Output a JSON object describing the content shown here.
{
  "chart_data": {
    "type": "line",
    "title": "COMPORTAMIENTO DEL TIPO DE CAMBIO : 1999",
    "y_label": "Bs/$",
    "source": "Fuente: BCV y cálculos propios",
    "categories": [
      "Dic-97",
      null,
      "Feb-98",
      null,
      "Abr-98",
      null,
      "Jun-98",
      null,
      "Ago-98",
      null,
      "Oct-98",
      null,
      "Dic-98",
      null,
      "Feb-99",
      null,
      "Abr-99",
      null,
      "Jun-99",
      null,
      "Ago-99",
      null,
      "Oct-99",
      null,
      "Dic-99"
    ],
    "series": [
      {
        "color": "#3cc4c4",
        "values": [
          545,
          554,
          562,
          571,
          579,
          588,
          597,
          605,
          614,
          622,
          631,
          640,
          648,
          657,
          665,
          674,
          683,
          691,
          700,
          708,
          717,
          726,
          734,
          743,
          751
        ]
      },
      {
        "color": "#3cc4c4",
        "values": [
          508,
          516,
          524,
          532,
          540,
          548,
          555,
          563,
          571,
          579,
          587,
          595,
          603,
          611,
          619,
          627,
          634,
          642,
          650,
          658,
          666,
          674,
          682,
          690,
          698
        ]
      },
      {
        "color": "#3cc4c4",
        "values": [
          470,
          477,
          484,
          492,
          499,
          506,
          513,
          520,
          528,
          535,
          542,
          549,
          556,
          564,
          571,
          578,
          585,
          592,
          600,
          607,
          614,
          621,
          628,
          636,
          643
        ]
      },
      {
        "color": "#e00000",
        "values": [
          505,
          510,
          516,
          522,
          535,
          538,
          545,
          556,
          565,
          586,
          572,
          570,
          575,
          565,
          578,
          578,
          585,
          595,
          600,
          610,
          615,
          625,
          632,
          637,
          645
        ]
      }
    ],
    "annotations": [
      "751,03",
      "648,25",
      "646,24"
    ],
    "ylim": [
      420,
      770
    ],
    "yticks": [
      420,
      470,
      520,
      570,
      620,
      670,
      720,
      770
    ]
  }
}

◇ ◇ ◇ ◇

## Requirement
Please set down all the data word for word.

## Answer in full
Output a JSON object describing the content shown here.
{
  "chart_data": {
    "type": "line",
    "title": "COMPORTAMIENTO DEL TIPO DE CAMBIO : 1999",
    "y_label": "Bs/$",
    "source": "Fuente: BCV y cálculos propios",
    "categories": [
      "Dic-97",
      null,
      "Feb-98",
      null,
      "Abr-98",
      null,
      "Jun-98",
      null,
      "Ago-98",
      null,
      "Oct-98",
      null,
      "Dic-98",
      null,
      "Feb-99",
      null,
      "Abr-99",
      null,
      "Jun-99",
      null,
      "Ago-99",
      null,
      "Oct-99",
      null,
      "Dic-99"
    ],
    "series": [
      {
        "color": "#3cc4c4",
        "values": [
          545,
          554,
          562,
          571,
          579,
          588,
          597,
          605,
          614,
          622,
          631,
          640,
          648,
          657,
          665,
          674,
          683,
          691,
          700,
          708,
          717,
          726,
          734,
          743,
          751
        ]
      },
      {
        "color": "#3cc4c4",
        "values": [
          508,
          516,
          524,
          532,
          540,
          548,
          555,
          563,
          571,
          579,
          587,
          595,
          603,
          611,
          619,
          627,
          634,
          642,
          650,
          658,
          666,
          674,
          682,
          690,
          698
        ]
      },
      {
        "color": "#3cc4c4",
        "values": [
          470,
          477,
          484,
          492,
          499,
          506,
          513,
          520,
          528,
          535,
          542,
          549,
          556,
          564,
          571,
          578,
          585,
          592,
          600,
          607,
          614,
          621,
          628,
          636,
          643
        ]
      },
      {
        "color": "#e00000",
        "values": [
          505,
          510,
          516,
          522,
          535,
          538,
          545,
          556,
          565,
          586,
          572,
          570,
          575,
          565,
          578,
          578,
          585,
          595,
          600,
          610,
          615,
          625,
          632,
          637,
          645
        ]
      }
    ],
    "annotations": [
      "751,03",
      "648,25",
      "646,24"
    ],
    "ylim": [
      420,
      770
    ],
    "yticks": [
      420,
      470,
      520,
      570,
      620,
      670,
      720,
      770
    ]
  }
}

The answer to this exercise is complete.